--- BEGIN The records ---

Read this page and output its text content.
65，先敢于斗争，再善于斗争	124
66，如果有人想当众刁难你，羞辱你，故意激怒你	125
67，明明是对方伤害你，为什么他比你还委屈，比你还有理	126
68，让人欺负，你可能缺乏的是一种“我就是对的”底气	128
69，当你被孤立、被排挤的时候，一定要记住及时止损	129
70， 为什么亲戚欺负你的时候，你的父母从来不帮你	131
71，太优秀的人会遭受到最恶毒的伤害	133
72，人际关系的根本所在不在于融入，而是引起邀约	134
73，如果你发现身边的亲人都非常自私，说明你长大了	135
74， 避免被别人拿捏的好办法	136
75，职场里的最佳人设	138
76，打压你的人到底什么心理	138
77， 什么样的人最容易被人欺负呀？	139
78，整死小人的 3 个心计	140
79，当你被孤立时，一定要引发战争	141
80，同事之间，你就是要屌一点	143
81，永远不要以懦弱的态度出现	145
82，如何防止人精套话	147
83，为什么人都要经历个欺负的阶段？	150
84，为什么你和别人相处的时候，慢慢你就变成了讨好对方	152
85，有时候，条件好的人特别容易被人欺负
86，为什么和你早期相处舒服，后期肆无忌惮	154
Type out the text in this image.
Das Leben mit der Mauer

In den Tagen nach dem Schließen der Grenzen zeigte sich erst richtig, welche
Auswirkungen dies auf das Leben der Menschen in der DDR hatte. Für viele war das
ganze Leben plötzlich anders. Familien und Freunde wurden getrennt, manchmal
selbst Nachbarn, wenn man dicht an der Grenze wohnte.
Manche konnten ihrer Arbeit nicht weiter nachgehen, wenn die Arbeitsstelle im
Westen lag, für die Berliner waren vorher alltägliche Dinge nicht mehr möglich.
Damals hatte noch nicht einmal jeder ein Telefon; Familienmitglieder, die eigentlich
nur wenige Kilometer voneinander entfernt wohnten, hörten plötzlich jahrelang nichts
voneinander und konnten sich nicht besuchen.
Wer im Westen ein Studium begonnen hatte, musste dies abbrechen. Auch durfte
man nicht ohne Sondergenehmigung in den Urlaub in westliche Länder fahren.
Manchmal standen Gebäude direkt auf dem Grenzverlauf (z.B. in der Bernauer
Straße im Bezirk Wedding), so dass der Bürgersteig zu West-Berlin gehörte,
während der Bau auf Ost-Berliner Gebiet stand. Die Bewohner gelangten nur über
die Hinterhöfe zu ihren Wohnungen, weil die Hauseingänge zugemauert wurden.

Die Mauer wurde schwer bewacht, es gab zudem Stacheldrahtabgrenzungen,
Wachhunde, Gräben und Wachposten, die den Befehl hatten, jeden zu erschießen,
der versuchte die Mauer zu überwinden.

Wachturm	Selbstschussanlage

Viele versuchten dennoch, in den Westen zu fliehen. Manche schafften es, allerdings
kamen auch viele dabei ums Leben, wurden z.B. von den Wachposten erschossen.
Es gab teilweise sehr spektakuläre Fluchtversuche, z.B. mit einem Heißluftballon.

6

--- END The records ---

▶ **The problem**
Set out the complete listing exactly as shown.

▶ **Solution to this problem**
Read this page and output its text content.
65，先敢于斗争，再善于斗争	124
66，如果有人想当众刁难你，羞辱你，故意激怒你	125
67，明明是对方伤害你，为什么他比你还委屈，比你还有理	126
68，让人欺负，你可能缺乏的是一种“我就是对的”底气	128
69，当你被孤立、被排挤的时候，一定要记住及时止损	129
70， 为什么亲戚欺负你的时候，你的父母从来不帮你	131
71，太优秀的人会遭受到最恶毒的伤害	133
72，人际关系的根本所在不在于融入，而是引起邀约	134
73，如果你发现身边的亲人都非常自私，说明你长大了	135
74， 避免被别人拿捏的好办法	136
75，职场里的最佳人设	138
76，打压你的人到底什么心理	138
77， 什么样的人最容易被人欺负呀？	139
78，整死小人的 3 个心计	140
79，当你被孤立时，一定要引发战争	141
80，同事之间，你就是要屌一点	143
81，永远不要以懦弱的态度出现	145
82，如何防止人精套话	147
83，为什么人都要经历个欺负的阶段？	150
84，为什么你和别人相处的时候，慢慢你就变成了讨好对方	152
85，有时候，条件好的人特别容易被人欺负
86，为什么和你早期相处舒服，后期肆无忌惮	154
Type out the text in this image.
Das Leben mit der Mauer

In den Tagen nach dem Schließen der Grenzen zeigte sich erst richtig, welche
Auswirkungen dies auf das Leben der Menschen in der DDR hatte. Für viele war das
ganze Leben plötzlich anders. Familien und Freunde wurden getrennt, manchmal
selbst Nachbarn, wenn man dicht an der Grenze wohnte.
Manche konnten ihrer Arbeit nicht weiter nachgehen, wenn die Arbeitsstelle im
Westen lag, für die Berliner waren vorher alltägliche Dinge nicht mehr möglich.
Damals hatte noch nicht einmal jeder ein Telefon; Familienmitglieder, die eigentlich
nur wenige Kilometer voneinander entfernt wohnten, hörten plötzlich jahrelang nichts
voneinander und konnten sich nicht besuchen.
Wer im Westen ein Studium begonnen hatte, musste dies abbrechen. Auch durfte
man nicht ohne Sondergenehmigung in den Urlaub in westliche Länder fahren.
Manchmal standen Gebäude direkt auf dem Grenzverlauf (z.B. in der Bernauer
Straße im Bezirk Wedding), so dass der Bürgersteig zu West-Berlin gehörte,
während der Bau auf Ost-Berliner Gebiet stand. Die Bewohner gelangten nur über
die Hinterhöfe zu ihren Wohnungen, weil die Hauseingänge zugemauert wurden.

Die Mauer wurde schwer bewacht, es gab zudem Stacheldrahtabgrenzungen,
Wachhunde, Gräben und Wachposten, die den Befehl hatten, jeden zu erschießen,
der versuchte die Mauer zu überwinden.

Wachturm	Selbstschussanlage

Viele versuchten dennoch, in den Westen zu fliehen. Manche schafften es, allerdings
kamen auch viele dabei ums Leben, wurden z.B. von den Wachposten erschossen.
Es gab teilweise sehr spektakuläre Fluchtversuche, z.B. mit einem Heißluftballon.

6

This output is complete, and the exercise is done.